### Stated exercise:
Starting at the first line of the records below and ending at the line that contains "- search-icon: [1080, 100, 1094, 114]", recast those lines as a Markdown table with the columns Row and Line. Number each row and skip any blank lines.

━━━━━━━━

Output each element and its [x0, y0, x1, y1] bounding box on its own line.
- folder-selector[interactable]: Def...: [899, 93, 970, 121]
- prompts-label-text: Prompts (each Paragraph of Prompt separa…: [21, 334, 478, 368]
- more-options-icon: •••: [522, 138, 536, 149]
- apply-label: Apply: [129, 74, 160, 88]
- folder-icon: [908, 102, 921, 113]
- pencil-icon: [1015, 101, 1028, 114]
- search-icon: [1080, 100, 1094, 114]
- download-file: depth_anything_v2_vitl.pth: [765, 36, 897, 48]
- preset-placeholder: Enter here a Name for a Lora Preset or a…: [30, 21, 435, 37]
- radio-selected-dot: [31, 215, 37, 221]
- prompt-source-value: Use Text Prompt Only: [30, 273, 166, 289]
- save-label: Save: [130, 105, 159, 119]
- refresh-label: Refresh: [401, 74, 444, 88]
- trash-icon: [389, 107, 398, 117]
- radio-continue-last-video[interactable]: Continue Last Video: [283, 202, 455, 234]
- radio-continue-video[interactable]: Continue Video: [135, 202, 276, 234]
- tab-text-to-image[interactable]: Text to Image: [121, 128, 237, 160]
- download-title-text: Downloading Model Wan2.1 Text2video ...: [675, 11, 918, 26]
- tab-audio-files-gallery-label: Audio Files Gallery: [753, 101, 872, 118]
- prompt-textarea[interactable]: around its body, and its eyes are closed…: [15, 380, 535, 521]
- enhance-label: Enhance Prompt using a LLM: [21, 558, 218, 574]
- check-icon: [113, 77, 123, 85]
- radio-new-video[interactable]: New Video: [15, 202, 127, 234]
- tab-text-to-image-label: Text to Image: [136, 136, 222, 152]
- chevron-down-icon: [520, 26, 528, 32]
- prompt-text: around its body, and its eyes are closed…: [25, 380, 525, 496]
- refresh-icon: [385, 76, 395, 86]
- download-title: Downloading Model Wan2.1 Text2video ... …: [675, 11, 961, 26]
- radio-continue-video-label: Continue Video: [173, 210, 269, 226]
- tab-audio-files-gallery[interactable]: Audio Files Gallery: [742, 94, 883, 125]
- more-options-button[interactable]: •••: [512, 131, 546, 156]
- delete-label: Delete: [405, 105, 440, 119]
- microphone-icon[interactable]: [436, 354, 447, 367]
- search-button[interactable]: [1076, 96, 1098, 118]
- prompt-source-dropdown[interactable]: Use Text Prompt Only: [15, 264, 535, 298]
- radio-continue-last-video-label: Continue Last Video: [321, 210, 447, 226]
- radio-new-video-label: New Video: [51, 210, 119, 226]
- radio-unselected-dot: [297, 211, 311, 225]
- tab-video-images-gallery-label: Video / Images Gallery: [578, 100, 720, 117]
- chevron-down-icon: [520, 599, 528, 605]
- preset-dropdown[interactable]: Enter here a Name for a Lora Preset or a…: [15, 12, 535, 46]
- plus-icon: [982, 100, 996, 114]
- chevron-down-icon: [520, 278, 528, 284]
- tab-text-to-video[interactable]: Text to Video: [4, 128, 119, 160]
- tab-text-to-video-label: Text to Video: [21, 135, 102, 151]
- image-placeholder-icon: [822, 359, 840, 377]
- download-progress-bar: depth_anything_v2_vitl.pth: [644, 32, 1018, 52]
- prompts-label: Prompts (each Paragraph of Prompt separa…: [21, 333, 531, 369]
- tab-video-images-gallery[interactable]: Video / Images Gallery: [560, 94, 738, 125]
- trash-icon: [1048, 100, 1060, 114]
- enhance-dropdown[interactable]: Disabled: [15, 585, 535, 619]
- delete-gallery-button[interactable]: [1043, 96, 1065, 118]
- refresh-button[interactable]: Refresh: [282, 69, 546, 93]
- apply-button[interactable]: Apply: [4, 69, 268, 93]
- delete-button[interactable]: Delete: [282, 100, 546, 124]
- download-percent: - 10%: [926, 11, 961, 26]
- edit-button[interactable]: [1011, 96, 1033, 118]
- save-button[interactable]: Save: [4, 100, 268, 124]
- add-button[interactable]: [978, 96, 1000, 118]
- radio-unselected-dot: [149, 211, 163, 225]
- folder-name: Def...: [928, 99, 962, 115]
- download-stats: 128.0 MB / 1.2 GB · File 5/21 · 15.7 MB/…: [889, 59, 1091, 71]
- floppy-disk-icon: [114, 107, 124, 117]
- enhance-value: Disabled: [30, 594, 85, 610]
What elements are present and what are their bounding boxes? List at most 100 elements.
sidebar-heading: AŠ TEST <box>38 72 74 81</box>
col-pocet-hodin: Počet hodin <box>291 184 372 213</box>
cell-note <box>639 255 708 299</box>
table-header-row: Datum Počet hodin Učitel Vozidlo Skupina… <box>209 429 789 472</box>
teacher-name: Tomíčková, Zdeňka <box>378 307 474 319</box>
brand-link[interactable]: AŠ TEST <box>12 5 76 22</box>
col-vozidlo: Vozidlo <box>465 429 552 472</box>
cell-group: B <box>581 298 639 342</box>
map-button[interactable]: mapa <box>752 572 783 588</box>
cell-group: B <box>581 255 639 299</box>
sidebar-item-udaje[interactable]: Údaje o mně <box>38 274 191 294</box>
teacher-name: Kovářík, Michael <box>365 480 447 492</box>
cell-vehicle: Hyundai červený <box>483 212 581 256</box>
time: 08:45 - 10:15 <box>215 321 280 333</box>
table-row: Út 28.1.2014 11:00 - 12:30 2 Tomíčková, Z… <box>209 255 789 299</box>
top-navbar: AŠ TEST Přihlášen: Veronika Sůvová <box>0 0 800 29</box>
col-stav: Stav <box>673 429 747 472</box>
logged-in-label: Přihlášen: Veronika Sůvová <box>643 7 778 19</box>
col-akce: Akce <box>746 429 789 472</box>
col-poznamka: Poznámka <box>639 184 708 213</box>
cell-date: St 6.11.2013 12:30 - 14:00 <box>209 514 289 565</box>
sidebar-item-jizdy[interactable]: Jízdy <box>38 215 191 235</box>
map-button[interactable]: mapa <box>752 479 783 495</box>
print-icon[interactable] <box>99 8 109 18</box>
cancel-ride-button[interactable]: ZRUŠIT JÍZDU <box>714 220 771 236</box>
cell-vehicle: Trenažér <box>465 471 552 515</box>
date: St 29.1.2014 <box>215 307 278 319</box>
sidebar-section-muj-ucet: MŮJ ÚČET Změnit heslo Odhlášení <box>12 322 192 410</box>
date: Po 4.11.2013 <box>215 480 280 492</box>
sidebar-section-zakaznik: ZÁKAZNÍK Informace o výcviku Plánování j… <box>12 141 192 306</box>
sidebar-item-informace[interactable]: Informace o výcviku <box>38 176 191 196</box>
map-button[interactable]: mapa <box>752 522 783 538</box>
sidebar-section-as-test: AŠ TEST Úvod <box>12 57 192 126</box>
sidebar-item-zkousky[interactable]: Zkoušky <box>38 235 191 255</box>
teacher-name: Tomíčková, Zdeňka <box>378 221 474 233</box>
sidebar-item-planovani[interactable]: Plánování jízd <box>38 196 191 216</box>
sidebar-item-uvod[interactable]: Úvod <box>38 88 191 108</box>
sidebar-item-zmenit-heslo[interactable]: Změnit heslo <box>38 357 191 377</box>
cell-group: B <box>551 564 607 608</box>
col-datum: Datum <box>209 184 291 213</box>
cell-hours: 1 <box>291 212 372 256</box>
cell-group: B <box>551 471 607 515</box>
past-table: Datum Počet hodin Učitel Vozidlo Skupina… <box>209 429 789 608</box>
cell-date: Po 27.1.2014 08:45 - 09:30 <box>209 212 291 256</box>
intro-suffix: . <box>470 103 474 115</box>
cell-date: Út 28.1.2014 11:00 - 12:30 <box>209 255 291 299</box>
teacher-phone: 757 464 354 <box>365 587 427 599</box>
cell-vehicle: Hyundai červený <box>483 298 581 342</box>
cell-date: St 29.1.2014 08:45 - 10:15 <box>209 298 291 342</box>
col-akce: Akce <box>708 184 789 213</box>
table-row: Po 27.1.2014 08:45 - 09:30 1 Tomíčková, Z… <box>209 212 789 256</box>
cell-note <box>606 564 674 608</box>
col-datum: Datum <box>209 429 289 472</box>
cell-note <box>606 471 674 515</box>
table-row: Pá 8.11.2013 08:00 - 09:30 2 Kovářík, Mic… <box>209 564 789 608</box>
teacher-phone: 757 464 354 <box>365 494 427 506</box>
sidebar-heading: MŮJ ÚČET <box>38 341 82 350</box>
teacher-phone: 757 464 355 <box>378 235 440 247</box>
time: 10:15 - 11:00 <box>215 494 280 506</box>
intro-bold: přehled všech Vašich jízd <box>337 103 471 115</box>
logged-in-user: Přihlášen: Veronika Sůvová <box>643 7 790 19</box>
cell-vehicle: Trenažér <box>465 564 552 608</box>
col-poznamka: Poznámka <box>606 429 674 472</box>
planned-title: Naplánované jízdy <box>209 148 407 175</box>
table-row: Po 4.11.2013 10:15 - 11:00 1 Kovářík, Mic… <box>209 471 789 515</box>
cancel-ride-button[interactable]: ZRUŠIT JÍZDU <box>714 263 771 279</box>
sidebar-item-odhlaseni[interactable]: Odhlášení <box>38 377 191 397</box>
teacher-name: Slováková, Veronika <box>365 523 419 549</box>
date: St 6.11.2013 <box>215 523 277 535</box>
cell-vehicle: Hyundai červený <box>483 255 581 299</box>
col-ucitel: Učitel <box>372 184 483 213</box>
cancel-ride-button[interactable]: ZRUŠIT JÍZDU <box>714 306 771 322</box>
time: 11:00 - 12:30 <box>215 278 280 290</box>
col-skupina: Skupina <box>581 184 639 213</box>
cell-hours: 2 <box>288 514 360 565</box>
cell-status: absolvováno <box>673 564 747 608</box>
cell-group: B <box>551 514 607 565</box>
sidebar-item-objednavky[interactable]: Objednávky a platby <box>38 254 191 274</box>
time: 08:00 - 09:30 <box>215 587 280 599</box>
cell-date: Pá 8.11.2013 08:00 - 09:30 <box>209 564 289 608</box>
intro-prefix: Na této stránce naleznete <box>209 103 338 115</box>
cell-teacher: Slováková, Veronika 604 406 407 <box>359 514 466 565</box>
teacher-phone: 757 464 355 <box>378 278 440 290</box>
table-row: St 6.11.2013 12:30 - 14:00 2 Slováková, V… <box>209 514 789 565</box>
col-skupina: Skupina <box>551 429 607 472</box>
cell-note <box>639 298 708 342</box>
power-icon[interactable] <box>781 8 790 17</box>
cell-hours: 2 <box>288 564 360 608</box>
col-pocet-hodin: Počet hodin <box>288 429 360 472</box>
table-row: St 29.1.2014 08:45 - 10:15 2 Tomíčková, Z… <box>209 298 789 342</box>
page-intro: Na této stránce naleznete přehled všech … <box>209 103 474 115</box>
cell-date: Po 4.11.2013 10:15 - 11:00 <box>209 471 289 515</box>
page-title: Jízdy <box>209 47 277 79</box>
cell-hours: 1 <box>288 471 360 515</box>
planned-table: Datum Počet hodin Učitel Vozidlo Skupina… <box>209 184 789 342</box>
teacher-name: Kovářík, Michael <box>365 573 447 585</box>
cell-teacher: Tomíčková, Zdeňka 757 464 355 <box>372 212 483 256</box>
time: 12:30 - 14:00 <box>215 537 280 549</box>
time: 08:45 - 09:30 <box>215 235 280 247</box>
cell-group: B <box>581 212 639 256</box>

━━━━━━━━

### Solution to this exercise:
| Row | Line |
|---|---|
| 1 | Output each element and its [x0, y0, x1, y1] bounding box on its own line. |
| 2 | - folder-selector[interactable]: Def...: [899, 93, 970, 121] |
| 3 | - prompts-label-text: Prompts (each Paragraph of Prompt separa…: [21, 334, 478, 368] |
| 4 | - more-options-icon: •••: [522, 138, 536, 149] |
| 5 | - apply-label: Apply: [129, 74, 160, 88] |
| 6 | - folder-icon: [908, 102, 921, 113] |
| 7 | - pencil-icon: [1015, 101, 1028, 114] |
| 8 | - search-icon: [1080, 100, 1094, 114] |